╭─ TASK MATERIAL

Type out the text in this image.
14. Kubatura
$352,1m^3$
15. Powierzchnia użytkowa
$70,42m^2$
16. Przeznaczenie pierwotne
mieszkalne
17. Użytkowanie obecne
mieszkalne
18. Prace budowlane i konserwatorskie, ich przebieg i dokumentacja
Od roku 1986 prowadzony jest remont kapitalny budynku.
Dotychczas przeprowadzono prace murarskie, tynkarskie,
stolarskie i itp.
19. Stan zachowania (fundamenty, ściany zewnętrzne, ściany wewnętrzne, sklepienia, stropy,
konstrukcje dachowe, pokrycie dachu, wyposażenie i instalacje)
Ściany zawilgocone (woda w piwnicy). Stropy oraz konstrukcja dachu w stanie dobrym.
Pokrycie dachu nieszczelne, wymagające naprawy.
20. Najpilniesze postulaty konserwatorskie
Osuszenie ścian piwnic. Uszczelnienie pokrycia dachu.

╰─

**TASK PROMPT**
Extract the listing in its entirety and repeat it exactly.

**EXERCISE RESPONSE**
Type out the text in this image.
14. Kubatura
$352,1m^3$
15. Powierzchnia użytkowa
$70,42m^2$
16. Przeznaczenie pierwotne
mieszkalne
17. Użytkowanie obecne
mieszkalne
18. Prace budowlane i konserwatorskie, ich przebieg i dokumentacja
Od roku 1986 prowadzony jest remont kapitalny budynku.
Dotychczas przeprowadzono prace murarskie, tynkarskie,
stolarskie i itp.
19. Stan zachowania (fundamenty, ściany zewnętrzne, ściany wewnętrzne, sklepienia, stropy,
konstrukcje dachowe, pokrycie dachu, wyposażenie i instalacje)
Ściany zawilgocone (woda w piwnicy). Stropy oraz konstrukcja dachu w stanie dobrym.
Pokrycie dachu nieszczelne, wymagające naprawy.
20. Najpilniesze postulaty konserwatorskie
Osuszenie ścian piwnic. Uszczelnienie pokrycia dachu.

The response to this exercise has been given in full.